## Directive
Drop every picture and give the entries back exactly.

============

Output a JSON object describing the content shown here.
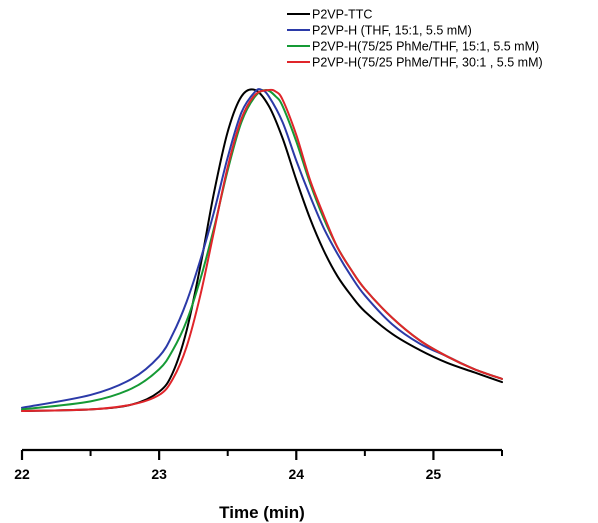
{
  "chart_data": {
    "type": "line",
    "title": "",
    "xlabel": "Time (min)",
    "ylabel": "",
    "xlim": [
      22,
      25.5
    ],
    "ylim": [
      0,
      1
    ],
    "xticks": [
      22,
      23,
      24,
      25
    ],
    "xticks_minor": [
      22.5,
      23.5,
      24.5,
      25.5
    ],
    "grid": false,
    "y_axis_shown": false,
    "legend_position": "top-right",
    "series": [
      {
        "name": "P2VP-TTC",
        "color": "#000000",
        "x": [
          22.0,
          22.5,
          22.8,
          23.0,
          23.1,
          23.2,
          23.3,
          23.4,
          23.5,
          23.6,
          23.7,
          23.8,
          23.9,
          24.0,
          24.1,
          24.2,
          24.3,
          24.4,
          24.5,
          24.7,
          24.9,
          25.1,
          25.3,
          25.5
        ],
        "y": [
          0.0,
          0.005,
          0.02,
          0.06,
          0.12,
          0.25,
          0.45,
          0.68,
          0.87,
          0.98,
          1.0,
          0.95,
          0.85,
          0.72,
          0.6,
          0.5,
          0.42,
          0.36,
          0.31,
          0.24,
          0.19,
          0.15,
          0.12,
          0.09
        ]
      },
      {
        "name": "P2VP-H (THF, 15:1, 5.5 mM)",
        "color": "#2b3aa8",
        "x": [
          22.0,
          22.5,
          22.8,
          23.0,
          23.1,
          23.2,
          23.3,
          23.4,
          23.5,
          23.6,
          23.7,
          23.75,
          23.8,
          23.9,
          24.0,
          24.1,
          24.2,
          24.3,
          24.4,
          24.5,
          24.7,
          24.9,
          25.1,
          25.3,
          25.5
        ],
        "y": [
          0.01,
          0.05,
          0.1,
          0.17,
          0.24,
          0.34,
          0.47,
          0.62,
          0.79,
          0.93,
          0.995,
          1.0,
          0.98,
          0.9,
          0.78,
          0.67,
          0.57,
          0.49,
          0.42,
          0.36,
          0.27,
          0.21,
          0.17,
          0.13,
          0.1
        ]
      },
      {
        "name": "P2VP-H(75/25 PhMe/THF, 15:1, 5.5 mM)",
        "color": "#159a35",
        "x": [
          22.0,
          22.5,
          22.8,
          23.0,
          23.1,
          23.2,
          23.3,
          23.4,
          23.5,
          23.6,
          23.7,
          23.78,
          23.85,
          23.9,
          24.0,
          24.1,
          24.2,
          24.3,
          24.4,
          24.5,
          24.7,
          24.9,
          25.1,
          25.3,
          25.5
        ],
        "y": [
          0.005,
          0.03,
          0.07,
          0.13,
          0.19,
          0.28,
          0.41,
          0.57,
          0.75,
          0.9,
          0.98,
          1.0,
          0.98,
          0.95,
          0.84,
          0.71,
          0.6,
          0.51,
          0.44,
          0.38,
          0.29,
          0.22,
          0.17,
          0.13,
          0.1
        ]
      },
      {
        "name": "P2VP-H(75/25 PhMe/THF, 30:1 , 5.5 mM)",
        "color": "#e0252a",
        "x": [
          22.0,
          22.5,
          22.8,
          23.0,
          23.1,
          23.2,
          23.3,
          23.4,
          23.5,
          23.6,
          23.7,
          23.8,
          23.85,
          23.9,
          24.0,
          24.1,
          24.2,
          24.3,
          24.4,
          24.5,
          24.7,
          24.9,
          25.1,
          25.3,
          25.5
        ],
        "y": [
          0.0,
          0.005,
          0.02,
          0.05,
          0.1,
          0.2,
          0.36,
          0.56,
          0.76,
          0.91,
          0.985,
          1.0,
          0.995,
          0.97,
          0.86,
          0.72,
          0.61,
          0.51,
          0.44,
          0.38,
          0.29,
          0.22,
          0.17,
          0.13,
          0.1
        ]
      }
    ]
  }
}
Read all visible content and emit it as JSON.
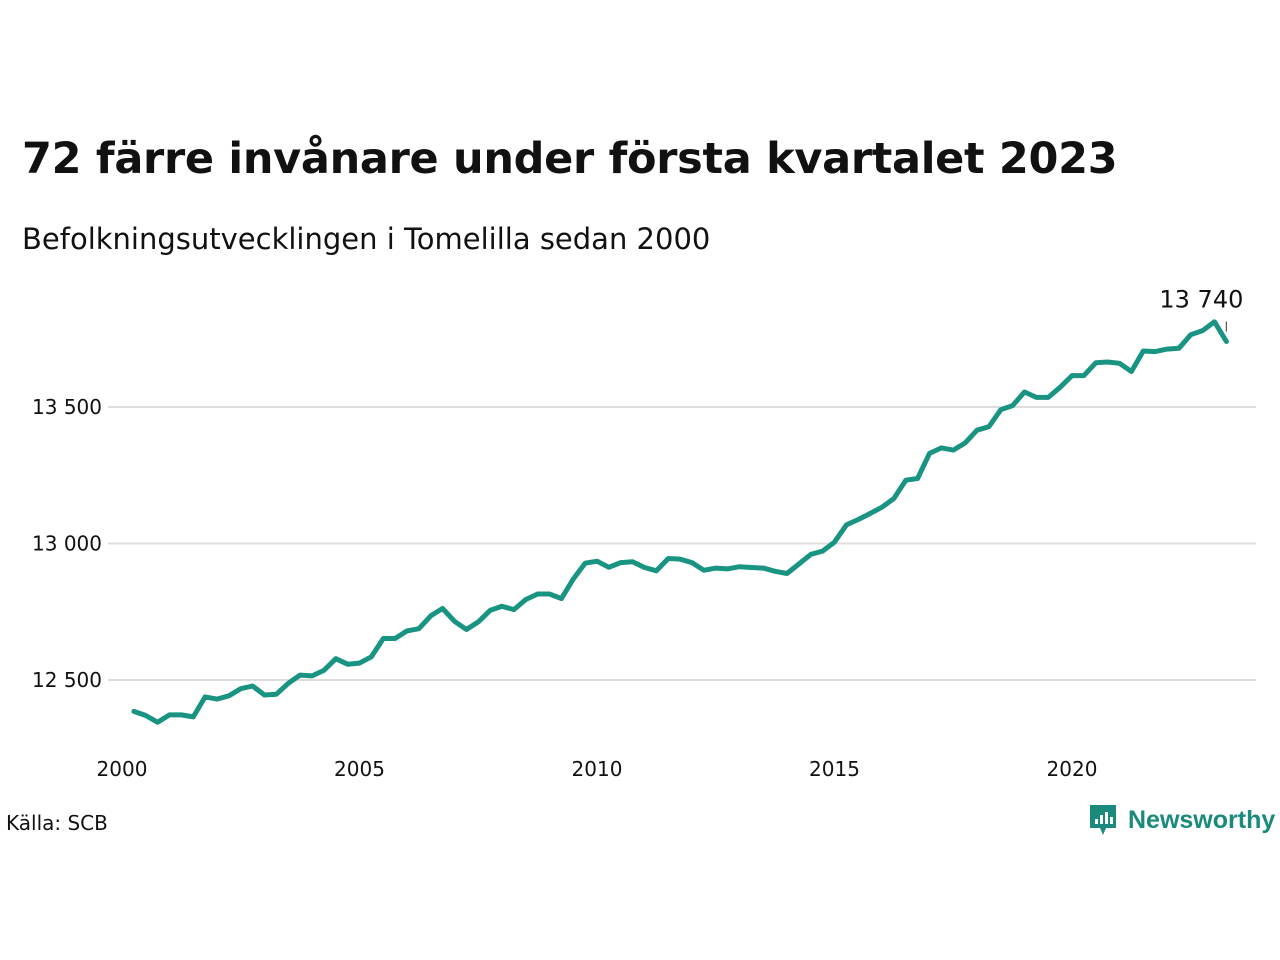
{
  "header": {
    "title": "72 färre invånare under första kvartalet 2023",
    "subtitle": "Befolkningsutvecklingen i Tomelilla sedan 2000"
  },
  "footer": {
    "source": "Källa: SCB",
    "brand_name": "Newsworthy",
    "brand_color": "#1a8a7c"
  },
  "colors": {
    "line": "#1a9482",
    "grid": "#dddddd",
    "text": "#111111"
  },
  "chart_data": {
    "type": "line",
    "title": "72 färre invånare under första kvartalet 2023",
    "subtitle": "Befolkningsutvecklingen i Tomelilla sedan 2000",
    "xlabel": "",
    "ylabel": "",
    "x_ticks": [
      2000,
      2005,
      2010,
      2015,
      2020
    ],
    "x_tick_labels": [
      "2000",
      "2005",
      "2010",
      "2015",
      "2020"
    ],
    "y_ticks": [
      12500,
      13000,
      13500
    ],
    "y_tick_labels": [
      "12 500",
      "13 000",
      "13 500"
    ],
    "xlim": [
      2000,
      2024
    ],
    "ylim": [
      12300,
      13870
    ],
    "grid": "horizontal",
    "last_value_label": "13 740",
    "series": [
      {
        "x": [
          2000.25,
          2000.5,
          2000.75,
          2001.0,
          2001.25,
          2001.5,
          2001.75,
          2002.0,
          2002.25,
          2002.5,
          2002.75,
          2003.0,
          2003.25,
          2003.5,
          2003.75,
          2004.0,
          2004.25,
          2004.5,
          2004.75,
          2005.0,
          2005.25,
          2005.5,
          2005.75,
          2006.0,
          2006.25,
          2006.5,
          2006.75,
          2007.0,
          2007.25,
          2007.5,
          2007.75,
          2008.0,
          2008.25,
          2008.5,
          2008.75,
          2009.0,
          2009.25,
          2009.5,
          2009.75,
          2010.0,
          2010.25,
          2010.5,
          2010.75,
          2011.0,
          2011.25,
          2011.5,
          2011.75,
          2012.0,
          2012.25,
          2012.5,
          2012.75,
          2013.0,
          2013.25,
          2013.5,
          2013.75,
          2014.0,
          2014.25,
          2014.5,
          2014.75,
          2015.0,
          2015.25,
          2015.5,
          2015.75,
          2016.0,
          2016.25,
          2016.5,
          2016.75,
          2017.0,
          2017.25,
          2017.5,
          2017.75,
          2018.0,
          2018.25,
          2018.5,
          2018.75,
          2019.0,
          2019.25,
          2019.5,
          2019.75,
          2020.0,
          2020.25,
          2020.5,
          2020.75,
          2021.0,
          2021.25,
          2021.5,
          2021.75,
          2022.0,
          2022.25,
          2022.5,
          2022.75,
          2023.0,
          2023.25
        ],
        "values": [
          12385,
          12370,
          12345,
          12372,
          12372,
          12365,
          12438,
          12430,
          12442,
          12468,
          12478,
          12445,
          12448,
          12488,
          12518,
          12515,
          12535,
          12578,
          12558,
          12562,
          12585,
          12652,
          12652,
          12680,
          12688,
          12735,
          12762,
          12715,
          12685,
          12713,
          12755,
          12770,
          12758,
          12795,
          12815,
          12815,
          12798,
          12870,
          12928,
          12935,
          12913,
          12930,
          12933,
          12912,
          12900,
          12945,
          12943,
          12930,
          12902,
          12910,
          12907,
          12915,
          12912,
          12910,
          12898,
          12890,
          12925,
          12960,
          12972,
          13005,
          13068,
          13088,
          13110,
          13133,
          13165,
          13232,
          13238,
          13330,
          13350,
          13342,
          13368,
          13415,
          13428,
          13490,
          13505,
          13555,
          13535,
          13535,
          13572,
          13615,
          13615,
          13662,
          13665,
          13660,
          13630,
          13705,
          13703,
          13712,
          13715,
          13765,
          13780,
          13812,
          13740
        ]
      }
    ]
  }
}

============

## Final result
Output a JSON object describing the content shown here.
{
  "chart_data": {
    "type": "line",
    "title": "",
    "xlabel": "Time (min)",
    "ylabel": "",
    "xlim": [
      22,
      25.5
    ],
    "ylim": [
      0,
      1
    ],
    "xticks": [
      22,
      23,
      24,
      25
    ],
    "xticks_minor": [
      22.5,
      23.5,
      24.5,
      25.5
    ],
    "grid": false,
    "y_axis_shown": false,
    "legend_position": "top-right",
    "series": [
      {
        "name": "P2VP-TTC",
        "color": "#000000",
        "x": [
          22.0,
          22.5,
          22.8,
          23.0,
          23.1,
          23.2,
          23.3,
          23.4,
          23.5,
          23.6,
          23.7,
          23.8,
          23.9,
          24.0,
          24.1,
          24.2,
          24.3,
          24.4,
          24.5,
          24.7,
          24.9,
          25.1,
          25.3,
          25.5
        ],
        "y": [
          0.0,
          0.005,
          0.02,
          0.06,
          0.12,
          0.25,
          0.45,
          0.68,
          0.87,
          0.98,
          1.0,
          0.95,
          0.85,
          0.72,
          0.6,
          0.5,
          0.42,
          0.36,
          0.31,
          0.24,
          0.19,
          0.15,
          0.12,
          0.09
        ]
      },
      {
        "name": "P2VP-H (THF, 15:1, 5.5 mM)",
        "color": "#2b3aa8",
        "x": [
          22.0,
          22.5,
          22.8,
          23.0,
          23.1,
          23.2,
          23.3,
          23.4,
          23.5,
          23.6,
          23.7,
          23.75,
          23.8,
          23.9,
          24.0,
          24.1,
          24.2,
          24.3,
          24.4,
          24.5,
          24.7,
          24.9,
          25.1,
          25.3,
          25.5
        ],
        "y": [
          0.01,
          0.05,
          0.1,
          0.17,
          0.24,
          0.34,
          0.47,
          0.62,
          0.79,
          0.93,
          0.995,
          1.0,
          0.98,
          0.9,
          0.78,
          0.67,
          0.57,
          0.49,
          0.42,
          0.36,
          0.27,
          0.21,
          0.17,
          0.13,
          0.1
        ]
      },
      {
        "name": "P2VP-H(75/25 PhMe/THF, 15:1, 5.5 mM)",
        "color": "#159a35",
        "x": [
          22.0,
          22.5,
          22.8,
          23.0,
          23.1,
          23.2,
          23.3,
          23.4,
          23.5,
          23.6,
          23.7,
          23.78,
          23.85,
          23.9,
          24.0,
          24.1,
          24.2,
          24.3,
          24.4,
          24.5,
          24.7,
          24.9,
          25.1,
          25.3,
          25.5
        ],
        "y": [
          0.005,
          0.03,
          0.07,
          0.13,
          0.19,
          0.28,
          0.41,
          0.57,
          0.75,
          0.9,
          0.98,
          1.0,
          0.98,
          0.95,
          0.84,
          0.71,
          0.6,
          0.51,
          0.44,
          0.38,
          0.29,
          0.22,
          0.17,
          0.13,
          0.1
        ]
      },
      {
        "name": "P2VP-H(75/25 PhMe/THF, 30:1 , 5.5 mM)",
        "color": "#e0252a",
        "x": [
          22.0,
          22.5,
          22.8,
          23.0,
          23.1,
          23.2,
          23.3,
          23.4,
          23.5,
          23.6,
          23.7,
          23.8,
          23.85,
          23.9,
          24.0,
          24.1,
          24.2,
          24.3,
          24.4,
          24.5,
          24.7,
          24.9,
          25.1,
          25.3,
          25.5
        ],
        "y": [
          0.0,
          0.005,
          0.02,
          0.05,
          0.1,
          0.2,
          0.36,
          0.56,
          0.76,
          0.91,
          0.985,
          1.0,
          0.995,
          0.97,
          0.86,
          0.72,
          0.61,
          0.51,
          0.44,
          0.38,
          0.29,
          0.22,
          0.17,
          0.13,
          0.1
        ]
      }
    ]
  }
}
Read all visible content and emit it as JSON.
{
  "header": {
    "title": "72 färre invånare under första kvartalet 2023",
    "subtitle": "Befolkningsutvecklingen i Tomelilla sedan 2000"
  },
  "footer": {
    "source": "Källa: SCB",
    "brand_name": "Newsworthy",
    "brand_color": "#1a8a7c"
  },
  "colors": {
    "line": "#1a9482",
    "grid": "#dddddd",
    "text": "#111111"
  },
  "chart_data": {
    "type": "line",
    "title": "72 färre invånare under första kvartalet 2023",
    "subtitle": "Befolkningsutvecklingen i Tomelilla sedan 2000",
    "xlabel": "",
    "ylabel": "",
    "x_ticks": [
      2000,
      2005,
      2010,
      2015,
      2020
    ],
    "x_tick_labels": [
      "2000",
      "2005",
      "2010",
      "2015",
      "2020"
    ],
    "y_ticks": [
      12500,
      13000,
      13500
    ],
    "y_tick_labels": [
      "12 500",
      "13 000",
      "13 500"
    ],
    "xlim": [
      2000,
      2024
    ],
    "ylim": [
      12300,
      13870
    ],
    "grid": "horizontal",
    "last_value_label": "13 740",
    "series": [
      {
        "x": [
          2000.25,
          2000.5,
          2000.75,
          2001.0,
          2001.25,
          2001.5,
          2001.75,
          2002.0,
          2002.25,
          2002.5,
          2002.75,
          2003.0,
          2003.25,
          2003.5,
          2003.75,
          2004.0,
          2004.25,
          2004.5,
          2004.75,
          2005.0,
          2005.25,
          2005.5,
          2005.75,
          2006.0,
          2006.25,
          2006.5,
          2006.75,
          2007.0,
          2007.25,
          2007.5,
          2007.75,
          2008.0,
          2008.25,
          2008.5,
          2008.75,
          2009.0,
          2009.25,
          2009.5,
          2009.75,
          2010.0,
          2010.25,
          2010.5,
          2010.75,
          2011.0,
          2011.25,
          2011.5,
          2011.75,
          2012.0,
          2012.25,
          2012.5,
          2012.75,
          2013.0,
          2013.25,
          2013.5,
          2013.75,
          2014.0,
          2014.25,
          2014.5,
          2014.75,
          2015.0,
          2015.25,
          2015.5,
          2015.75,
          2016.0,
          2016.25,
          2016.5,
          2016.75,
          2017.0,
          2017.25,
          2017.5,
          2017.75,
          2018.0,
          2018.25,
          2018.5,
          2018.75,
          2019.0,
          2019.25,
          2019.5,
          2019.75,
          2020.0,
          2020.25,
          2020.5,
          2020.75,
          2021.0,
          2021.25,
          2021.5,
          2021.75,
          2022.0,
          2022.25,
          2022.5,
          2022.75,
          2023.0,
          2023.25
        ],
        "values": [
          12385,
          12370,
          12345,
          12372,
          12372,
          12365,
          12438,
          12430,
          12442,
          12468,
          12478,
          12445,
          12448,
          12488,
          12518,
          12515,
          12535,
          12578,
          12558,
          12562,
          12585,
          12652,
          12652,
          12680,
          12688,
          12735,
          12762,
          12715,
          12685,
          12713,
          12755,
          12770,
          12758,
          12795,
          12815,
          12815,
          12798,
          12870,
          12928,
          12935,
          12913,
          12930,
          12933,
          12912,
          12900,
          12945,
          12943,
          12930,
          12902,
          12910,
          12907,
          12915,
          12912,
          12910,
          12898,
          12890,
          12925,
          12960,
          12972,
          13005,
          13068,
          13088,
          13110,
          13133,
          13165,
          13232,
          13238,
          13330,
          13350,
          13342,
          13368,
          13415,
          13428,
          13490,
          13505,
          13555,
          13535,
          13535,
          13572,
          13615,
          13615,
          13662,
          13665,
          13660,
          13630,
          13705,
          13703,
          13712,
          13715,
          13765,
          13780,
          13812,
          13740
        ]
      }
    ]
  }
}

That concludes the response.